**Exercise aim**
Return the whole listing, keeping every character the same.

**Dataset records**

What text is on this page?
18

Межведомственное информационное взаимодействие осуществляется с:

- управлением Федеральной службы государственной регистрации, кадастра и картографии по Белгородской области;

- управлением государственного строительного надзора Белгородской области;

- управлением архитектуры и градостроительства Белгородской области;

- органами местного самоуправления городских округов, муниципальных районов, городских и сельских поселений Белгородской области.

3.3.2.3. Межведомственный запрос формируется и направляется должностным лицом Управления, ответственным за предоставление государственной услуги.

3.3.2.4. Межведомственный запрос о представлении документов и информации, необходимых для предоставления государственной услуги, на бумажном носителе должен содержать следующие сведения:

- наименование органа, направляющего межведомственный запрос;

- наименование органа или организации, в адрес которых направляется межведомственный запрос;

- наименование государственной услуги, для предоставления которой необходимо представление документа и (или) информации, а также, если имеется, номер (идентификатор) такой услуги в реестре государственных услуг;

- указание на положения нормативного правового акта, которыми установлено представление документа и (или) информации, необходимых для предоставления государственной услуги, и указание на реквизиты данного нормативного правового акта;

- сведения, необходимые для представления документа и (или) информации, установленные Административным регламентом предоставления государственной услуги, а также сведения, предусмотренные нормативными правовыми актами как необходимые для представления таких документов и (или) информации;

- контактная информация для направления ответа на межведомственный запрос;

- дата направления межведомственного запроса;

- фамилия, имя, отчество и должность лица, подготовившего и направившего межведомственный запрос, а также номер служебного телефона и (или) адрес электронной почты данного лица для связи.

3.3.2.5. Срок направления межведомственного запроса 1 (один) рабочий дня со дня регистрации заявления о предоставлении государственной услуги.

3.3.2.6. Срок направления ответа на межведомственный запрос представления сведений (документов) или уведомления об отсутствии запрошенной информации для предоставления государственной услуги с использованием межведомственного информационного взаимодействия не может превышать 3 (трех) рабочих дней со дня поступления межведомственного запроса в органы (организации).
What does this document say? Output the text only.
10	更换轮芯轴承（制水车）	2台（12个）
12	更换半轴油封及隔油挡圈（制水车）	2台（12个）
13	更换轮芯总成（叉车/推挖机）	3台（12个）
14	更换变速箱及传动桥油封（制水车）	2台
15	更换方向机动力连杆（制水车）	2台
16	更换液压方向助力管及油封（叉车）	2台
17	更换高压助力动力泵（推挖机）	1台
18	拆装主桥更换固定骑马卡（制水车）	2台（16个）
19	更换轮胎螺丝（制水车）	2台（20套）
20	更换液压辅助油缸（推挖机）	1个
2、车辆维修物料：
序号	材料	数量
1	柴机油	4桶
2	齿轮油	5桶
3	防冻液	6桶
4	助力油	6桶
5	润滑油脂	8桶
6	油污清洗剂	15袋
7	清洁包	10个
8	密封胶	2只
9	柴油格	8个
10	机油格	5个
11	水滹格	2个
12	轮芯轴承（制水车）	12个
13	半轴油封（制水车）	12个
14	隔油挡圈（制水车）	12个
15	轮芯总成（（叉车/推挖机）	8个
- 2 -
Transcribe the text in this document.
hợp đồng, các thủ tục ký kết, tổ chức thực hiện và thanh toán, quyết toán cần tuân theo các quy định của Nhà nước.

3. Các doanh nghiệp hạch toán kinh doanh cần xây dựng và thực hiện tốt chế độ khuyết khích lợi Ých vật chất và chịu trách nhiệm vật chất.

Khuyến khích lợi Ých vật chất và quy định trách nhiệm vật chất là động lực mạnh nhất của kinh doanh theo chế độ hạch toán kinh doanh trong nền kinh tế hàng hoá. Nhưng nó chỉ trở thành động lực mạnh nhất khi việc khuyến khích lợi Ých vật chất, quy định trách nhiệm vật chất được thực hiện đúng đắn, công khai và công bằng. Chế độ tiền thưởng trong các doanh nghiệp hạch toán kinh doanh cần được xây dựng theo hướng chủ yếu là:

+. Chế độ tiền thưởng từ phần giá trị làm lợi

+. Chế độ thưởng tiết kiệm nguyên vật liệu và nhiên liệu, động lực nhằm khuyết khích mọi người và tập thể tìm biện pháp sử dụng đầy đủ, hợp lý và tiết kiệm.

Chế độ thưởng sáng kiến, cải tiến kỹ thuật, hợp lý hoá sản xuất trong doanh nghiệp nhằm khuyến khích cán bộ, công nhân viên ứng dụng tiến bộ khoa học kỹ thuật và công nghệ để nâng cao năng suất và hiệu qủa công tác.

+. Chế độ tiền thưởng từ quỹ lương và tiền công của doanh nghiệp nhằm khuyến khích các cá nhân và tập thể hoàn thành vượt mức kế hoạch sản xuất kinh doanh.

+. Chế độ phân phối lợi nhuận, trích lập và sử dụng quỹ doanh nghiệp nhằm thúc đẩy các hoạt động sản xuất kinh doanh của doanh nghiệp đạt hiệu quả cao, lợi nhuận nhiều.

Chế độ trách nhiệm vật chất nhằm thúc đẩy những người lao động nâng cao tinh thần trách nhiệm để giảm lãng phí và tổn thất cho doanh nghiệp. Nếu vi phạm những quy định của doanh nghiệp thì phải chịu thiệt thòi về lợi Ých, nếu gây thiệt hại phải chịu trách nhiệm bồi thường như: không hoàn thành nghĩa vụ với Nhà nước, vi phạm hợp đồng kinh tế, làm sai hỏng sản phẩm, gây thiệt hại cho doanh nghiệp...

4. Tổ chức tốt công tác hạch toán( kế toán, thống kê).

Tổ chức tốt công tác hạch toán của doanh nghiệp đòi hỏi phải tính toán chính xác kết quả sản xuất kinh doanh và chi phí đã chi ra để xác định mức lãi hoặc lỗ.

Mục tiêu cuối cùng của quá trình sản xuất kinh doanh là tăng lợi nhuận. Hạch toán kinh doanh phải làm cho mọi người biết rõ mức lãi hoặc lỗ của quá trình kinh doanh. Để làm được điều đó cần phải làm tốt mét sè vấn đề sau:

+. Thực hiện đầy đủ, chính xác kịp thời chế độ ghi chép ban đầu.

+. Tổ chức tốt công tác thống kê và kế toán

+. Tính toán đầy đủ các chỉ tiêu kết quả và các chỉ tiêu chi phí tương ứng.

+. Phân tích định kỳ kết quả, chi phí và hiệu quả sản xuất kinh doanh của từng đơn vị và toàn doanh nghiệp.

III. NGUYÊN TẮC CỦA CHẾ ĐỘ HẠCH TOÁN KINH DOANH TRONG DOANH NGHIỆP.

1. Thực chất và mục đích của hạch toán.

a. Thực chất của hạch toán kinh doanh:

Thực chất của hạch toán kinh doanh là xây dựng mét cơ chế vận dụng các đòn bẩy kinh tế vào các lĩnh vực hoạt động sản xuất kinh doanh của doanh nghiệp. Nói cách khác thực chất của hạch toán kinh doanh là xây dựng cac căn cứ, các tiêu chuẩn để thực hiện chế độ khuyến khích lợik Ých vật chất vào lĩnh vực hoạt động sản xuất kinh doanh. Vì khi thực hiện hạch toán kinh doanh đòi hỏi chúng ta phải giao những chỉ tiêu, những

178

**Reply**
What text is on this page?
18

Межведомственное информационное взаимодействие осуществляется с:

- управлением Федеральной службы государственной регистрации, кадастра и картографии по Белгородской области;

- управлением государственного строительного надзора Белгородской области;

- управлением архитектуры и градостроительства Белгородской области;

- органами местного самоуправления городских округов, муниципальных районов, городских и сельских поселений Белгородской области.

3.3.2.3. Межведомственный запрос формируется и направляется должностным лицом Управления, ответственным за предоставление государственной услуги.

3.3.2.4. Межведомственный запрос о представлении документов и информации, необходимых для предоставления государственной услуги, на бумажном носителе должен содержать следующие сведения:

- наименование органа, направляющего межведомственный запрос;

- наименование органа или организации, в адрес которых направляется межведомственный запрос;

- наименование государственной услуги, для предоставления которой необходимо представление документа и (или) информации, а также, если имеется, номер (идентификатор) такой услуги в реестре государственных услуг;

- указание на положения нормативного правового акта, которыми установлено представление документа и (или) информации, необходимых для предоставления государственной услуги, и указание на реквизиты данного нормативного правового акта;

- сведения, необходимые для представления документа и (или) информации, установленные Административным регламентом предоставления государственной услуги, а также сведения, предусмотренные нормативными правовыми актами как необходимые для представления таких документов и (или) информации;

- контактная информация для направления ответа на межведомственный запрос;

- дата направления межведомственного запроса;

- фамилия, имя, отчество и должность лица, подготовившего и направившего межведомственный запрос, а также номер служебного телефона и (или) адрес электронной почты данного лица для связи.

3.3.2.5. Срок направления межведомственного запроса 1 (один) рабочий дня со дня регистрации заявления о предоставлении государственной услуги.

3.3.2.6. Срок направления ответа на межведомственный запрос представления сведений (документов) или уведомления об отсутствии запрошенной информации для предоставления государственной услуги с использованием межведомственного информационного взаимодействия не может превышать 3 (трех) рабочих дней со дня поступления межведомственного запроса в органы (организации).
What does this document say? Output the text only.
10	更换轮芯轴承（制水车）	2台（12个）
12	更换半轴油封及隔油挡圈（制水车）	2台（12个）
13	更换轮芯总成（叉车/推挖机）	3台（12个）
14	更换变速箱及传动桥油封（制水车）	2台
15	更换方向机动力连杆（制水车）	2台
16	更换液压方向助力管及油封（叉车）	2台
17	更换高压助力动力泵（推挖机）	1台
18	拆装主桥更换固定骑马卡（制水车）	2台（16个）
19	更换轮胎螺丝（制水车）	2台（20套）
20	更换液压辅助油缸（推挖机）	1个
2、车辆维修物料：
序号	材料	数量
1	柴机油	4桶
2	齿轮油	5桶
3	防冻液	6桶
4	助力油	6桶
5	润滑油脂	8桶
6	油污清洗剂	15袋
7	清洁包	10个
8	密封胶	2只
9	柴油格	8个
10	机油格	5个
11	水滹格	2个
12	轮芯轴承（制水车）	12个
13	半轴油封（制水车）	12个
14	隔油挡圈（制水车）	12个
15	轮芯总成（（叉车/推挖机）	8个
- 2 -
Transcribe the text in this document.
hợp đồng, các thủ tục ký kết, tổ chức thực hiện và thanh toán, quyết toán cần tuân theo các quy định của Nhà nước.

3. Các doanh nghiệp hạch toán kinh doanh cần xây dựng và thực hiện tốt chế độ khuyết khích lợi Ých vật chất và chịu trách nhiệm vật chất.

Khuyến khích lợi Ých vật chất và quy định trách nhiệm vật chất là động lực mạnh nhất của kinh doanh theo chế độ hạch toán kinh doanh trong nền kinh tế hàng hoá. Nhưng nó chỉ trở thành động lực mạnh nhất khi việc khuyến khích lợi Ých vật chất, quy định trách nhiệm vật chất được thực hiện đúng đắn, công khai và công bằng. Chế độ tiền thưởng trong các doanh nghiệp hạch toán kinh doanh cần được xây dựng theo hướng chủ yếu là:

+. Chế độ tiền thưởng từ phần giá trị làm lợi

+. Chế độ thưởng tiết kiệm nguyên vật liệu và nhiên liệu, động lực nhằm khuyết khích mọi người và tập thể tìm biện pháp sử dụng đầy đủ, hợp lý và tiết kiệm.

Chế độ thưởng sáng kiến, cải tiến kỹ thuật, hợp lý hoá sản xuất trong doanh nghiệp nhằm khuyến khích cán bộ, công nhân viên ứng dụng tiến bộ khoa học kỹ thuật và công nghệ để nâng cao năng suất và hiệu qủa công tác.

+. Chế độ tiền thưởng từ quỹ lương và tiền công của doanh nghiệp nhằm khuyến khích các cá nhân và tập thể hoàn thành vượt mức kế hoạch sản xuất kinh doanh.

+. Chế độ phân phối lợi nhuận, trích lập và sử dụng quỹ doanh nghiệp nhằm thúc đẩy các hoạt động sản xuất kinh doanh của doanh nghiệp đạt hiệu quả cao, lợi nhuận nhiều.

Chế độ trách nhiệm vật chất nhằm thúc đẩy những người lao động nâng cao tinh thần trách nhiệm để giảm lãng phí và tổn thất cho doanh nghiệp. Nếu vi phạm những quy định của doanh nghiệp thì phải chịu thiệt thòi về lợi Ých, nếu gây thiệt hại phải chịu trách nhiệm bồi thường như: không hoàn thành nghĩa vụ với Nhà nước, vi phạm hợp đồng kinh tế, làm sai hỏng sản phẩm, gây thiệt hại cho doanh nghiệp...

4. Tổ chức tốt công tác hạch toán( kế toán, thống kê).

Tổ chức tốt công tác hạch toán của doanh nghiệp đòi hỏi phải tính toán chính xác kết quả sản xuất kinh doanh và chi phí đã chi ra để xác định mức lãi hoặc lỗ.

Mục tiêu cuối cùng của quá trình sản xuất kinh doanh là tăng lợi nhuận. Hạch toán kinh doanh phải làm cho mọi người biết rõ mức lãi hoặc lỗ của quá trình kinh doanh. Để làm được điều đó cần phải làm tốt mét sè vấn đề sau:

+. Thực hiện đầy đủ, chính xác kịp thời chế độ ghi chép ban đầu.

+. Tổ chức tốt công tác thống kê và kế toán

+. Tính toán đầy đủ các chỉ tiêu kết quả và các chỉ tiêu chi phí tương ứng.

+. Phân tích định kỳ kết quả, chi phí và hiệu quả sản xuất kinh doanh của từng đơn vị và toàn doanh nghiệp.

III. NGUYÊN TẮC CỦA CHẾ ĐỘ HẠCH TOÁN KINH DOANH TRONG DOANH NGHIỆP.

1. Thực chất và mục đích của hạch toán.

a. Thực chất của hạch toán kinh doanh:

Thực chất của hạch toán kinh doanh là xây dựng mét cơ chế vận dụng các đòn bẩy kinh tế vào các lĩnh vực hoạt động sản xuất kinh doanh của doanh nghiệp. Nói cách khác thực chất của hạch toán kinh doanh là xây dựng cac căn cứ, các tiêu chuẩn để thực hiện chế độ khuyến khích lợik Ých vật chất vào lĩnh vực hoạt động sản xuất kinh doanh. Vì khi thực hiện hạch toán kinh doanh đòi hỏi chúng ta phải giao những chỉ tiêu, những

178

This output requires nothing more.